■ **AIM**: All of the data should be output character for character, except the pictures.
* Begin INFORMATION SUPPLIED *
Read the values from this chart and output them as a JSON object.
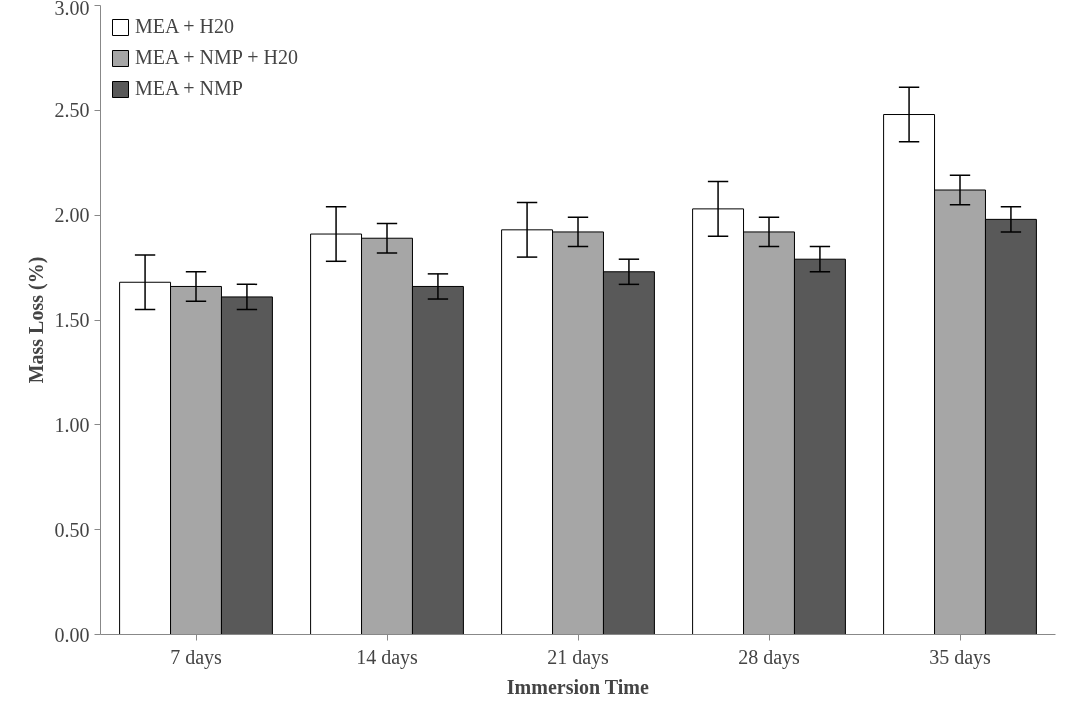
{
  "chart_data": {
    "type": "bar",
    "xlabel": "Immersion Time",
    "ylabel": "Mass Loss (%)",
    "categories": [
      "7 days",
      "14 days",
      "21 days",
      "28 days",
      "35 days"
    ],
    "series": [
      {
        "name": "MEA + H20",
        "color": "#ffffff",
        "values": [
          1.68,
          1.91,
          1.93,
          2.03,
          2.48
        ],
        "errors": [
          0.13,
          0.13,
          0.13,
          0.13,
          0.13
        ]
      },
      {
        "name": "MEA + NMP + H20",
        "color": "#a6a6a6",
        "values": [
          1.66,
          1.89,
          1.92,
          1.92,
          2.12
        ],
        "errors": [
          0.07,
          0.07,
          0.07,
          0.07,
          0.07
        ]
      },
      {
        "name": "MEA + NMP",
        "color": "#595959",
        "values": [
          1.61,
          1.66,
          1.73,
          1.79,
          1.98
        ],
        "errors": [
          0.06,
          0.06,
          0.06,
          0.06,
          0.06
        ]
      }
    ],
    "ylim": [
      0,
      3
    ],
    "yticks": [
      {
        "value": 0,
        "label": "0.00"
      },
      {
        "value": 0.5,
        "label": "0.50"
      },
      {
        "value": 1,
        "label": "1.00"
      },
      {
        "value": 1.5,
        "label": "1.50"
      },
      {
        "value": 2,
        "label": "2.00"
      },
      {
        "value": 2.5,
        "label": "2.50"
      },
      {
        "value": 3,
        "label": "3.00"
      }
    ],
    "grid": false,
    "legend": "top left"
  }
}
* End INFORMATION SUPPLIED *
■ **EXERCISE ANSWER**:
Read the values from this chart and output them as a JSON object.
{
  "chart_data": {
    "type": "bar",
    "xlabel": "Immersion Time",
    "ylabel": "Mass Loss (%)",
    "categories": [
      "7 days",
      "14 days",
      "21 days",
      "28 days",
      "35 days"
    ],
    "series": [
      {
        "name": "MEA + H20",
        "color": "#ffffff",
        "values": [
          1.68,
          1.91,
          1.93,
          2.03,
          2.48
        ],
        "errors": [
          0.13,
          0.13,
          0.13,
          0.13,
          0.13
        ]
      },
      {
        "name": "MEA + NMP + H20",
        "color": "#a6a6a6",
        "values": [
          1.66,
          1.89,
          1.92,
          1.92,
          2.12
        ],
        "errors": [
          0.07,
          0.07,
          0.07,
          0.07,
          0.07
        ]
      },
      {
        "name": "MEA + NMP",
        "color": "#595959",
        "values": [
          1.61,
          1.66,
          1.73,
          1.79,
          1.98
        ],
        "errors": [
          0.06,
          0.06,
          0.06,
          0.06,
          0.06
        ]
      }
    ],
    "ylim": [
      0,
      3
    ],
    "yticks": [
      {
        "value": 0,
        "label": "0.00"
      },
      {
        "value": 0.5,
        "label": "0.50"
      },
      {
        "value": 1,
        "label": "1.00"
      },
      {
        "value": 1.5,
        "label": "1.50"
      },
      {
        "value": 2,
        "label": "2.00"
      },
      {
        "value": 2.5,
        "label": "2.50"
      },
      {
        "value": 3,
        "label": "3.00"
      }
    ],
    "grid": false,
    "legend": "top left"
  }
}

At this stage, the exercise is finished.